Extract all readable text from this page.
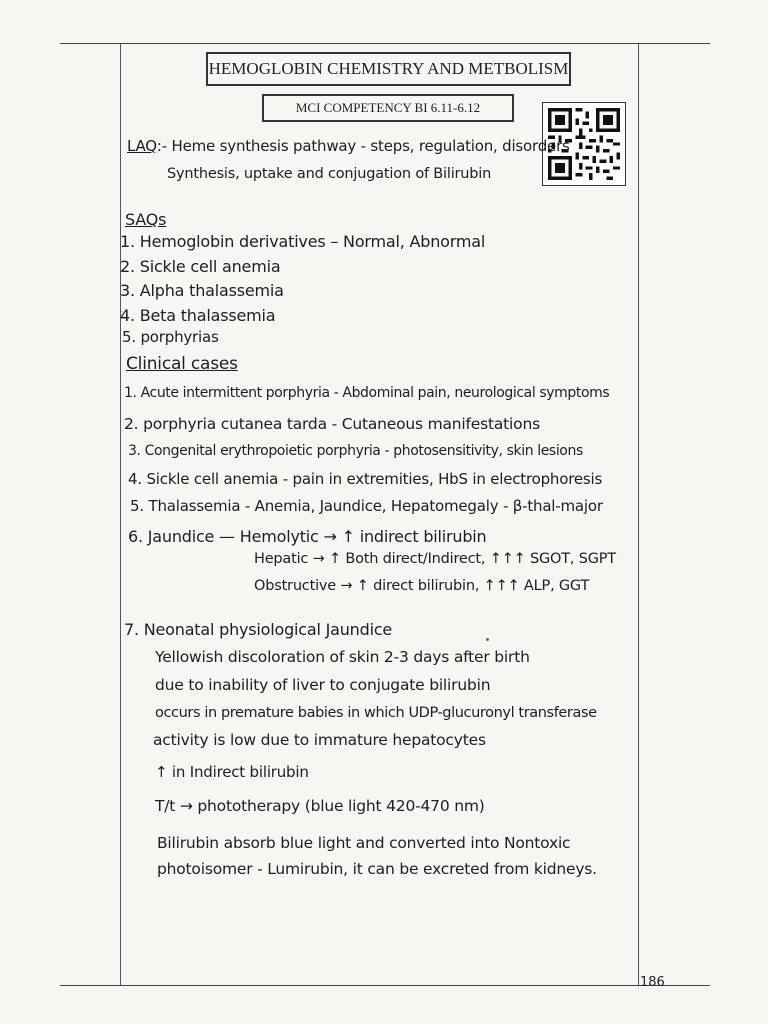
HEMOGLOBIN CHEMISTRY AND METBOLISM
MCI COMPETENCY BI 6.11-6.12
LAQ:- Heme synthesis pathway - steps, regulation, disorders
Synthesis, uptake and conjugation of Bilirubin
SAQs
1. Hemoglobin derivatives – Normal, Abnormal
2. Sickle cell anemia
3. Alpha thalassemia
4. Beta thalassemia
5. porphyrias
Clinical cases
1. Acute intermittent porphyria - Abdominal pain, neurological symptoms
2. porphyria cutanea tarda - Cutaneous manifestations
3. Congenital erythropoietic porphyria - photosensitivity, skin lesions
4. Sickle cell anemia - pain in extremities, HbS in electrophoresis
5. Thalassemia - Anemia, Jaundice, Hepatomegaly - β-thal-major
6. Jaundice — Hemolytic → ↑ indirect bilirubin
Hepatic → ↑ Both direct/Indirect, ↑↑↑ SGOT, SGPT
Obstructive → ↑ direct bilirubin, ↑↑↑ ALP, GGT
7. Neonatal physiological Jaundice
Yellowish discoloration of skin 2-3 days after birth
due to inability of liver to conjugate bilirubin
occurs in premature babies in which UDP-glucuronyl transferase
activity is low due to immature hepatocytes
↑ in Indirect bilirubin
T/t → phototherapy (blue light 420-470 nm)
Bilirubin absorb blue light and converted into Nontoxic
photoisomer - Lumirubin, it can be excreted from kidneys.
186
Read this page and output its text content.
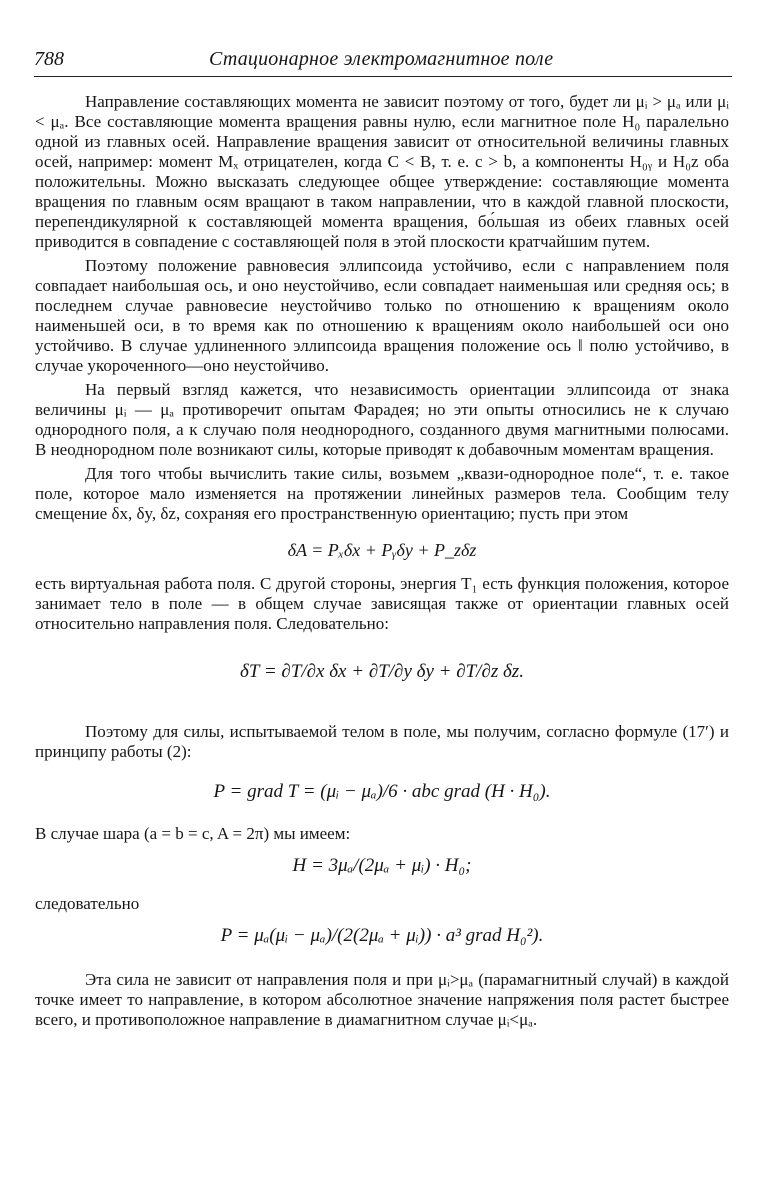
788	Стационарное электромагнитное поле

Направление составляющих момента не зависит поэтому от того, будет ли μᵢ > μₐ или μᵢ < μₐ. Все составляющие момента вращения равны нулю, если магнитное поле H₀ паралельно одной из главных осей. Направление вращения зависит от относительной величины главных осей, например: момент Mₓ отрицателен, когда C < B, т. е. c > b, а компоненты H₀ᵧ и H₀z оба положительны. Можно высказать следующее общее утверждение: составляющие момента вращения по главным осям вращают в таком направлении, что в каждой главной плоскости, перепендикулярной к составляющей момента вращения, бо́льшая из обеих главных осей приводится в совпадение с составляющей поля в этой плоскости кратчайшим путем.

Поэтому положение равновесия эллипсоида устойчиво, если с направлением поля совпадает наибольшая ось, и оно неустойчиво, если совпадает наименьшая или средняя ось; в последнем случае равновесие неустойчиво только по отношению к вращениям около наименьшей оси, в то время как по отношению к вращениям около наибольшей оси оно устойчиво. В случае удлиненного эллипсоида вращения положение ось ‖ полю устойчиво, в случае укороченного—оно неустойчиво.

На первый взгляд кажется, что независимость ориентации эллипсоида от знака величины μᵢ — μₐ противоречит опытам Фарадея; но эти опыты относились не к случаю однородного поля, а к случаю поля неоднородного, созданного двумя магнитными полюсами. В неоднородном поле возникают силы, которые приводят к добавочным моментам вращения.

Для того чтобы вычислить такие силы, возьмем „квази-однородное поле“, т. е. такое поле, которое мало изменяется на протяжении линейных размеров тела. Сообщим телу смещение δx, δy, δz, сохраняя его пространственную ориентацию; пусть при этом

δA = Pₓδx + Pᵧδy + P_zδz

есть виртуальная работа поля. С другой стороны, энергия T₁ есть функция положения, которое занимает тело в поле — в общем случае зависящая также от ориентации главных осей относительно направления поля. Следовательно:

δT = ∂T/∂x δx + ∂T/∂y δy + ∂T/∂z δz.

Поэтому для силы, испытываемой телом в поле, мы получим, согласно формуле (17′) и принципу работы (2):

P = grad T = (μᵢ − μₐ)/6 · abc grad (H · H₀).

В случае шара (a = b = c, A = 2π) мы имеем:

H = 3μₐ/(2μₐ + μᵢ) · H₀;

следовательно

P = μₐ(μᵢ − μₐ)/(2(2μₐ + μᵢ)) · a³ grad H₀²).

Эта сила не зависит от направления поля и при μᵢ>μₐ (парамагнитный случай) в каждой точке имеет то направление, в котором абсолютное значение напряжения поля растет быстрее всего, и противоположное направление в диамагнитном случае μᵢ<μₐ.
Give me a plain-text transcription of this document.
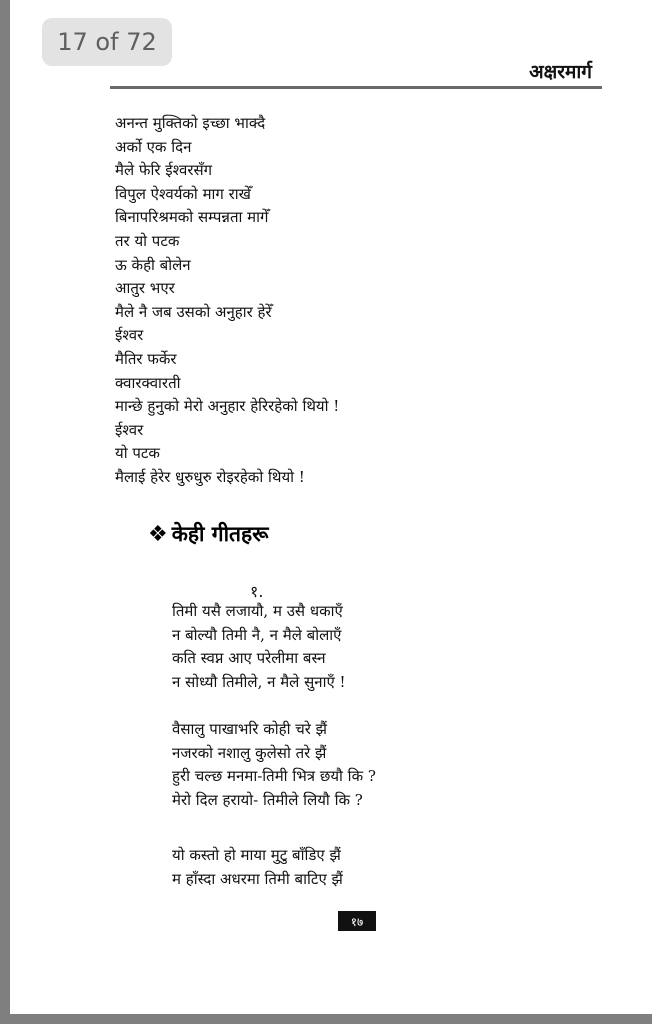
17 of 72
अक्षरमार्ग
अनन्त मुक्तिको इच्छा भाक्दै
अर्को एक दिन
मैले फेरि ईश्वरसँग
विपुल ऐश्वर्यको माग राखेँ
बिनापरिश्रमको सम्पन्नता मागेँ
तर यो पटक
ऊ केही बोलेन
आतुर भएर
मैले नै जब उसको अनुहार हेरेँ
ईश्वर
मैतिर फर्केर
क्वारक्वारती
मान्छे हुनुको मेरो अनुहार हेरिरहेको थियो !
ईश्वर
यो पटक
मैलाई हेरेर धुरुधुरु रोइरहेको थियो !
❖ केही गीतहरू
१.
तिमी यसै लजायौ, म उसै धकाएँ
न बोल्यौ तिमी नै, न मैले बोलाएँ
कति स्वप्न आए परेलीमा बस्न
न सोध्यौ तिमीले, न मैले सुनाएँ !
वैसालु पाखाभरि कोही चरे झैं
नजरको नशालु कुलेसो तरे झैं
हुरी चल्छ मनमा-तिमी भित्र छयौ कि ?
मेरो दिल हरायो- तिमीले लियौ कि ?
यो कस्तो हो माया मुटु बाँडिए झैं
म हाँस्दा अधरमा तिमी बाटिए झैं
१७
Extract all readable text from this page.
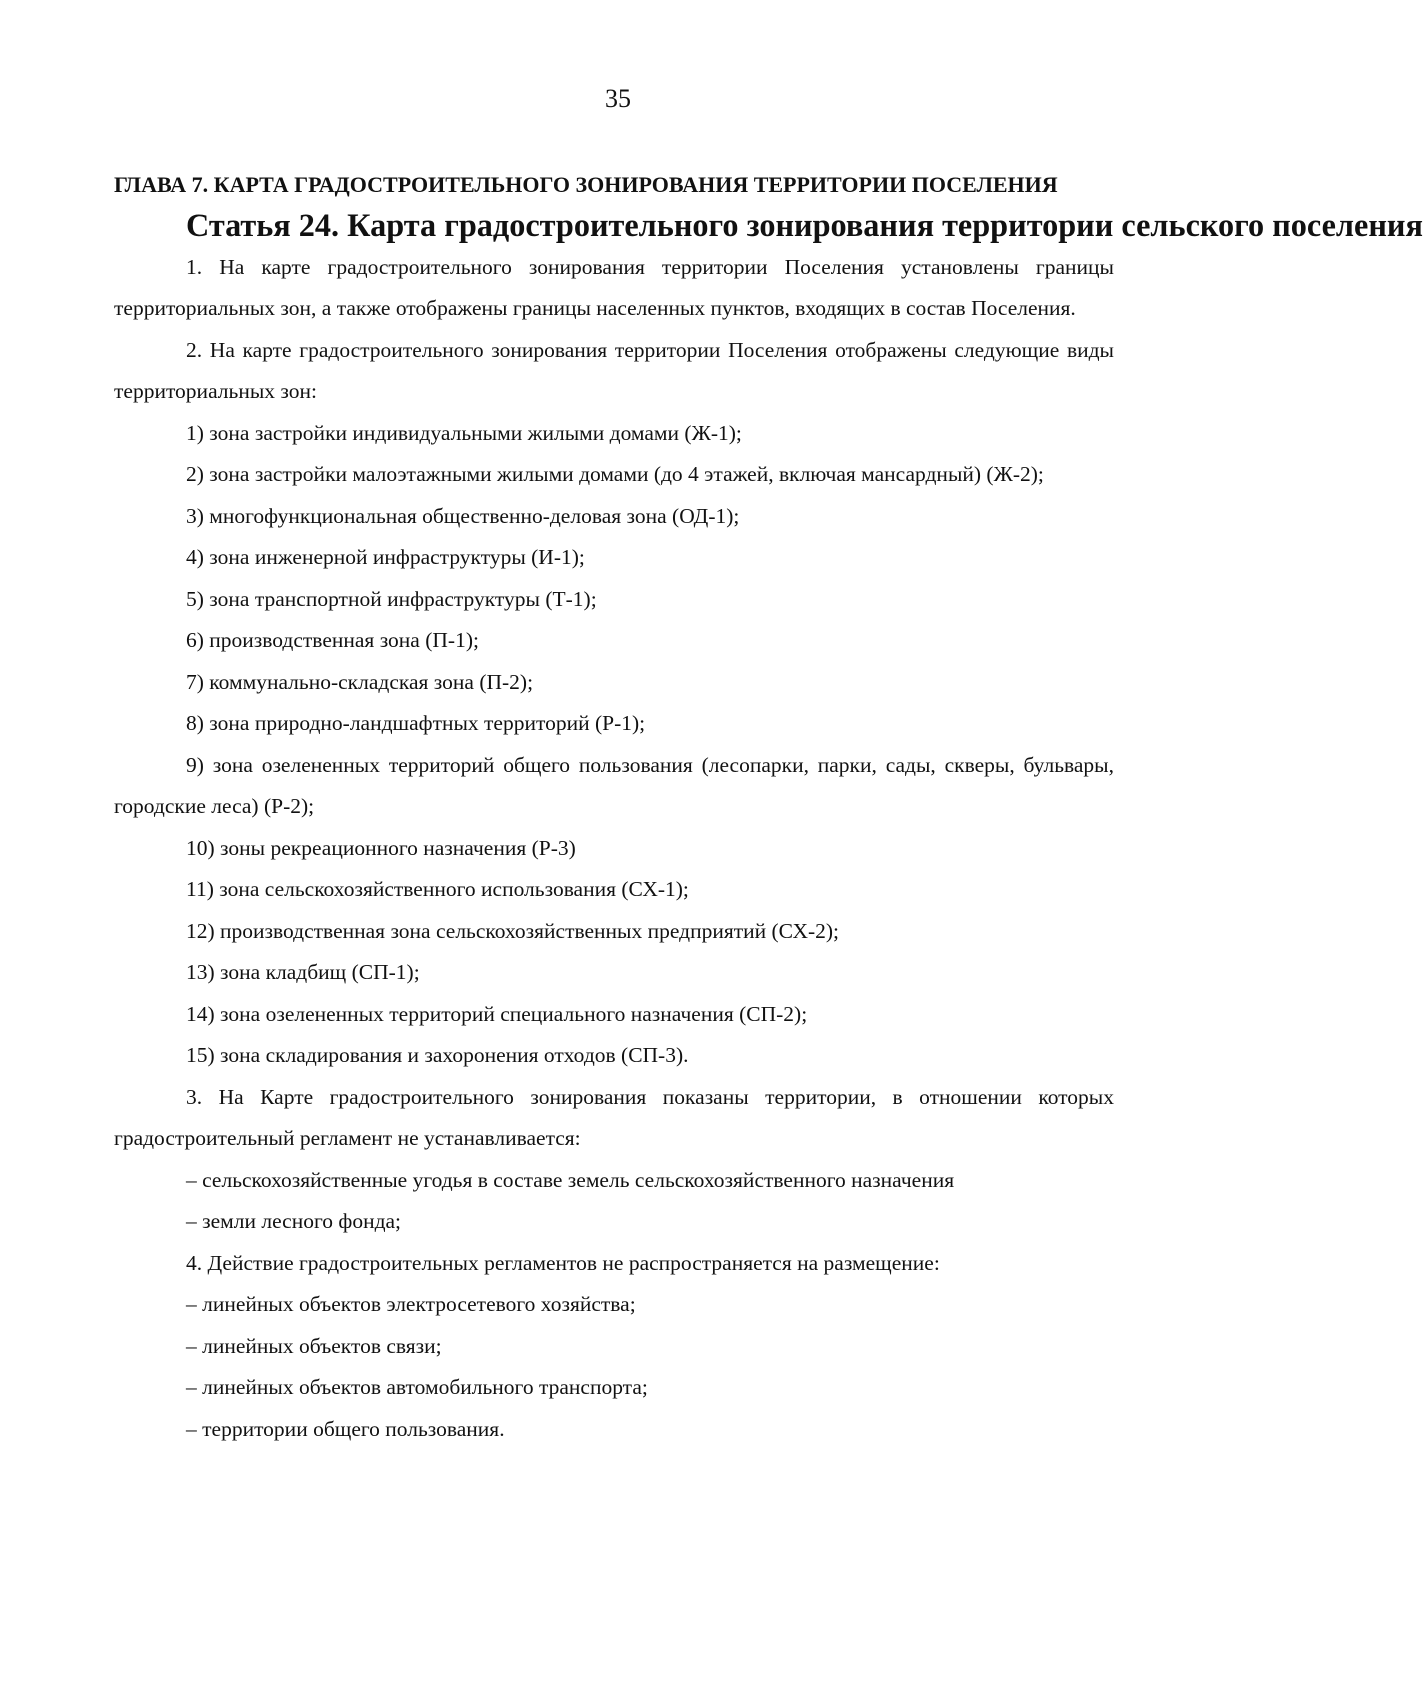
35
ГЛАВА 7. КАРТА ГРАДОСТРОИТЕЛЬНОГО ЗОНИРОВАНИЯ ТЕРРИТОРИИ ПОСЕЛЕНИЯ
Статья 24. Карта градостроительного зонирования территории сельского поселения

1. На карте градостроительного зонирования территории Поселения установлены границы территориальных зон, а также отображены границы населенных пунктов, входящих в состав Поселения.

2. На карте градостроительного зонирования территории Поселения отображены следующие виды территориальных зон:

1) зона застройки индивидуальными жилыми домами (Ж-1);

2) зона застройки малоэтажными жилыми домами (до 4 этажей, включая мансардный) (Ж-2);

3) многофункциональная общественно-деловая зона (ОД-1);

4) зона инженерной инфраструктуры (И-1);

5) зона транспортной инфраструктуры (Т-1);

6) производственная зона (П-1);

7) коммунально-складская зона (П-2);

8) зона природно-ландшафтных территорий (Р-1);

9) зона озелененных территорий общего пользования (лесопарки, парки, сады, скверы, бульвары, городские леса) (Р-2);

10) зоны рекреационного назначения (Р-3)

11) зона сельскохозяйственного использования (СХ-1);

12) производственная зона сельскохозяйственных предприятий (СХ-2);

13) зона кладбищ (СП-1);

14) зона озелененных территорий специального назначения (СП-2);

15) зона складирования и захоронения отходов (СП-3).

3. На Карте градостроительного зонирования показаны территории, в отношении которых градостроительный регламент не устанавливается:

– сельскохозяйственные угодья в составе земель сельскохозяйственного назначения

– земли лесного фонда;

4. Действие градостроительных регламентов не распространяется на размещение:

– линейных объектов электросетевого хозяйства;

– линейных объектов связи;

– линейных объектов автомобильного транспорта;

– территории общего пользования.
########################################
Task to complete: Within the listing above, find every line containing the string "главных" and return it.

Exercise response:
Направление составляющих момента не зависит поэтому от того, будет ли μᵢ > μₐ или μᵢ < μₐ. Все составляющие момента вращения равны нулю, если магнитное поле H₀ паралельно одной из главных осей. Направление вращения зависит от относительной величины главных осей, например: момент Mₓ отрицателен, когда C < B, т. е. c > b, а компоненты H₀ᵧ и H₀z оба положительны. Можно высказать следующее общее утверждение: составляющие момента вращения по главным осям вращают в таком направлении, что в каждой главной плоскости, перепендикулярной к составляющей момента вращения, бо́льшая из обеих главных осей приводится в совпадение с составляющей поля в этой плоскости кратчайшим путем.
есть виртуальная работа поля. С другой стороны, энергия T₁ есть функция положения, которое занимает тело в поле — в общем случае зависящая также от ориентации главных осей относительно направления поля. Следовательно:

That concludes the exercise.